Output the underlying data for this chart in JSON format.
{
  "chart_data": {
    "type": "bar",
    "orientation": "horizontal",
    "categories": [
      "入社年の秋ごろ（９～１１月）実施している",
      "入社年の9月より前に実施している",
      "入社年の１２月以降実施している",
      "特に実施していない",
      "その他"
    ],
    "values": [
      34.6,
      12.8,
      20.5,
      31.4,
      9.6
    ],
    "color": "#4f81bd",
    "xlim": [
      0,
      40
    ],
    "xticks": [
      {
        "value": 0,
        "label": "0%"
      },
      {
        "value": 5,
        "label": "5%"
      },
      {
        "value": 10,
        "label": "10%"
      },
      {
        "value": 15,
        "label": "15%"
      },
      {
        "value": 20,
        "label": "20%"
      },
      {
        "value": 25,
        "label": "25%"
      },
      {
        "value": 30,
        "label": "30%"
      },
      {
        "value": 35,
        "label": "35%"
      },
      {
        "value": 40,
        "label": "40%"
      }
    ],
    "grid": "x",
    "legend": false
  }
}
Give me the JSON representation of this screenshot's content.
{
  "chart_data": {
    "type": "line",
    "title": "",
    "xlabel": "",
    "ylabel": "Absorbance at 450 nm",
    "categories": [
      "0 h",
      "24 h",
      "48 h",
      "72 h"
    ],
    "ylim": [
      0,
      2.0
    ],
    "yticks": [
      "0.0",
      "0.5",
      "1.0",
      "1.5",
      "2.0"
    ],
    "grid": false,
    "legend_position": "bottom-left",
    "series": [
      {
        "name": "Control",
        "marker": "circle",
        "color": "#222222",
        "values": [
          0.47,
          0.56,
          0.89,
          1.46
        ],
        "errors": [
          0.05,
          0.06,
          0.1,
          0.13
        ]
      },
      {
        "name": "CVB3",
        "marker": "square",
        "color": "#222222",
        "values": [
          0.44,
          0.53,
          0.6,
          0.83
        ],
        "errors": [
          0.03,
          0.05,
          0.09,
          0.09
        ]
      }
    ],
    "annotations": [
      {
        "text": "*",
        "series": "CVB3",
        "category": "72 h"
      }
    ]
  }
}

***

AIM:
Could you quote the material above in full, exactly as it stands?

FINAL ANSWER:
Output the underlying data for this chart in JSON format.
{
  "chart_data": {
    "type": "bar",
    "orientation": "horizontal",
    "categories": [
      "入社年の秋ごろ（９～１１月）実施している",
      "入社年の9月より前に実施している",
      "入社年の１２月以降実施している",
      "特に実施していない",
      "その他"
    ],
    "values": [
      34.6,
      12.8,
      20.5,
      31.4,
      9.6
    ],
    "color": "#4f81bd",
    "xlim": [
      0,
      40
    ],
    "xticks": [
      {
        "value": 0,
        "label": "0%"
      },
      {
        "value": 5,
        "label": "5%"
      },
      {
        "value": 10,
        "label": "10%"
      },
      {
        "value": 15,
        "label": "15%"
      },
      {
        "value": 20,
        "label": "20%"
      },
      {
        "value": 25,
        "label": "25%"
      },
      {
        "value": 30,
        "label": "30%"
      },
      {
        "value": 35,
        "label": "35%"
      },
      {
        "value": 40,
        "label": "40%"
      }
    ],
    "grid": "x",
    "legend": false
  }
}
Give me the JSON representation of this screenshot's content.
{
  "chart_data": {
    "type": "line",
    "title": "",
    "xlabel": "",
    "ylabel": "Absorbance at 450 nm",
    "categories": [
      "0 h",
      "24 h",
      "48 h",
      "72 h"
    ],
    "ylim": [
      0,
      2.0
    ],
    "yticks": [
      "0.0",
      "0.5",
      "1.0",
      "1.5",
      "2.0"
    ],
    "grid": false,
    "legend_position": "bottom-left",
    "series": [
      {
        "name": "Control",
        "marker": "circle",
        "color": "#222222",
        "values": [
          0.47,
          0.56,
          0.89,
          1.46
        ],
        "errors": [
          0.05,
          0.06,
          0.1,
          0.13
        ]
      },
      {
        "name": "CVB3",
        "marker": "square",
        "color": "#222222",
        "values": [
          0.44,
          0.53,
          0.6,
          0.83
        ],
        "errors": [
          0.03,
          0.05,
          0.09,
          0.09
        ]
      }
    ],
    "annotations": [
      {
        "text": "*",
        "series": "CVB3",
        "category": "72 h"
      }
    ]
  }
}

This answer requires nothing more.